- **Texto del documento**
· · · · ·
Esto le da pie para despistar del todo al lector no versado y hacerle perder toda referencia a la hora de deslindar realidad de ficción, pues si en el relato de la peripecia de los dos académicos, resulta relativamente sencillo separar personajes y hechos reales o con visos de realidad, de los que son fruto de la imaginación del autor, cuando éste se convierte en personaje, esa facilidad desaparece, porque nos revela fuentes que, en ocasiones, son imaginarias, llegando incluso, en ese juego de despistes, guiños y cierta complicidad con el lector, a citar novelas suyas que no existen o al menos jamás se han publicado, que yo sepa ( El enigma del Dei Gloria o El bailarín mundano).
Hombres buenos es un homenaje del autor a la corporación de la que es miembro de número desde 2003, pero sobre todo, a la ilustración y el racionalismo, causa por la que muchos españoles, no solo académicos, por supuesto, lucharon una batalla que ellos quisieron incruenta, empleando la razón, para traer luces a un país triste y decadente, una reflexión sobre las dos Españas reflejada en las dudas de quienes se encuentran atrapados entre sus deberes patrióticos y el convencimiento de que aquellas ideas que venían de fuera eran buenas para el progreso de esa patria a la que amaban profundamente.
Paréceme haber encontrado cómodo a D. Arturo, como si estuviera en la salsa en la que mejor nada, la que nos trae en algunos de sus celebrados artículos de prensa o en ciertos pasajes de sus obras más exitosas.




2 comentarios:

  1. Disfruté mucho con ese libro que en sí es la añoranza de la ausencia de las ideas de la Ilustración en España.
    Al parecer es cierto que la Academia de la Lengua fue la primera que introdujo la obra (maldita para aquellos espíritus integristas que dominaban al país) y ese hecho aislado merece ser conocido, que es lo que ha pretendido Reverte.

    En otros países, los ilustrados habían impulsado sus reformas apoyándose en una activa e in­quieta clase media. En España esa clase que debía suministrar los misioneros del progreso no existía.

    El nuestro seguía siendo un país campesino, inculto y atrasado, con un pueblo cerril im­permeable a toda idea renovadora. Además, había que contar con el inmenso poder de la Iglesia, gran enemiga de toda inno­vación, y con la resistencia de la nobleza, anclada en sus privile­gios de clase.

    El rústico cacique se cerró al progreso, adoctrina­do por el cura en pausadas tertulias de bizcocho y chocolate, en el cuarto de respeto, con señoras de misa y comunión diaria en­lutadas y dignas.
· · · · ·
- **Entradas extraídas**
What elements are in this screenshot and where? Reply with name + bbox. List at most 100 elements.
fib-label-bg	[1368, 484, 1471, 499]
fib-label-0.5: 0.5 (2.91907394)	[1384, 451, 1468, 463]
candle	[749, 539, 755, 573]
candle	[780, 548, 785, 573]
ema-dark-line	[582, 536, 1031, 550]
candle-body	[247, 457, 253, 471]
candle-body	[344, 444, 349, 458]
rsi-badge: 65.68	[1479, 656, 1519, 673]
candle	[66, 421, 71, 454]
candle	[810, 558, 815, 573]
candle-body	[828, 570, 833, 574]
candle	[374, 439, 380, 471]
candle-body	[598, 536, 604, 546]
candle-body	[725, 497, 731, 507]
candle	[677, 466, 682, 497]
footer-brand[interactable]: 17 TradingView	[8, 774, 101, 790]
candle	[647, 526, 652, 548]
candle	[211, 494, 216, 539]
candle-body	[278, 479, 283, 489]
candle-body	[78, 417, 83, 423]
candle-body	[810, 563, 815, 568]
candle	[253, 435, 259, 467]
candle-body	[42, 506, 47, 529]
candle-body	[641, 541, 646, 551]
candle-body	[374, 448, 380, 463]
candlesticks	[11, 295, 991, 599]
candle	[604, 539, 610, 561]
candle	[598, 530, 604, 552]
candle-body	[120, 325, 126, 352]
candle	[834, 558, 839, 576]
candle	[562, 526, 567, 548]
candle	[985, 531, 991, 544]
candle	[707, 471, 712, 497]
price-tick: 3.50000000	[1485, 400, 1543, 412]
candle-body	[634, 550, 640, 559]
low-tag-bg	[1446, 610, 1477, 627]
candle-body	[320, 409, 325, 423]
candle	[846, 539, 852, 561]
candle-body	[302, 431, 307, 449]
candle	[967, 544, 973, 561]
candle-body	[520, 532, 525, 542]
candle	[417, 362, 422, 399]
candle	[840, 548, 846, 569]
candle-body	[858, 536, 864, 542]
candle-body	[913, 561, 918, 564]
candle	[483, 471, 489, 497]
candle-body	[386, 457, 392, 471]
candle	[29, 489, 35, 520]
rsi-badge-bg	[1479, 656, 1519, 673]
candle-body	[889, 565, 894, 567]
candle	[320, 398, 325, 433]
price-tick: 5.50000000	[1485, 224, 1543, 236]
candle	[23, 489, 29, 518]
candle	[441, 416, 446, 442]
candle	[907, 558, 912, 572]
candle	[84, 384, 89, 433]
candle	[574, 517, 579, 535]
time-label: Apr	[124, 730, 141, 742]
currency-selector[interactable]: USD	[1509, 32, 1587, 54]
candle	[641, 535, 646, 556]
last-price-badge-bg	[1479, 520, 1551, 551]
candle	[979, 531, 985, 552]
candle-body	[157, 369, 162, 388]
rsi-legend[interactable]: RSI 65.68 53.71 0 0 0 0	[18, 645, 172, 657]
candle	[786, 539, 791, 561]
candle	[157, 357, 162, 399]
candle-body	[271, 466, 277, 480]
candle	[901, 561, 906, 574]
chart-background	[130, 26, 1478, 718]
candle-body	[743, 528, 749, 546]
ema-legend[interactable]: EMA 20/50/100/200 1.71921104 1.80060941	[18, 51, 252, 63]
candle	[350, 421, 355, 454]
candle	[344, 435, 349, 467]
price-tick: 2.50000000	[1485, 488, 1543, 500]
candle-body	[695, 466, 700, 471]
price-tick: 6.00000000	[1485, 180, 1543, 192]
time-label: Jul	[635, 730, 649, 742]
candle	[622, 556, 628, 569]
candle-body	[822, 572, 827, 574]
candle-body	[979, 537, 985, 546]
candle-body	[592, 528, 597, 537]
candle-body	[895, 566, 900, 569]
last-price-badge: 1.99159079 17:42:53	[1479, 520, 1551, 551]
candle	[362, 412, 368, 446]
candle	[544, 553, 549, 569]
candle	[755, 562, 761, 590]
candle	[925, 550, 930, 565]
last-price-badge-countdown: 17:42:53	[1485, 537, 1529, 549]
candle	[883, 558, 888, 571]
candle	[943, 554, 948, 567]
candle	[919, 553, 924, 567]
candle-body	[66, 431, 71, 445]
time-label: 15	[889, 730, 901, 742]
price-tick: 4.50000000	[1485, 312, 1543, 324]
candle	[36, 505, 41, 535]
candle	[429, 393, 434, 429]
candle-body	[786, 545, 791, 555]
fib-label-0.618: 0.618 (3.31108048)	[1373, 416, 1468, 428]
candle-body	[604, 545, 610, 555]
· · · · ·
- **Qué se pide**
Reproduce palabra por palabra el pasaje del texto del documento que va desde "Al parecer es" hasta "ha pretendido Reverte.". Las entradas son material aparte, independiente del texto del documento.

- **Resultado completo**
Al parecer es cierto que la Academia de la Lengua fue la primera que introdujo la obra (maldita para aquellos espíritus integristas que dominaban al país) y ese hecho aislado merece ser conocido, que es lo que ha pretendido Reverte.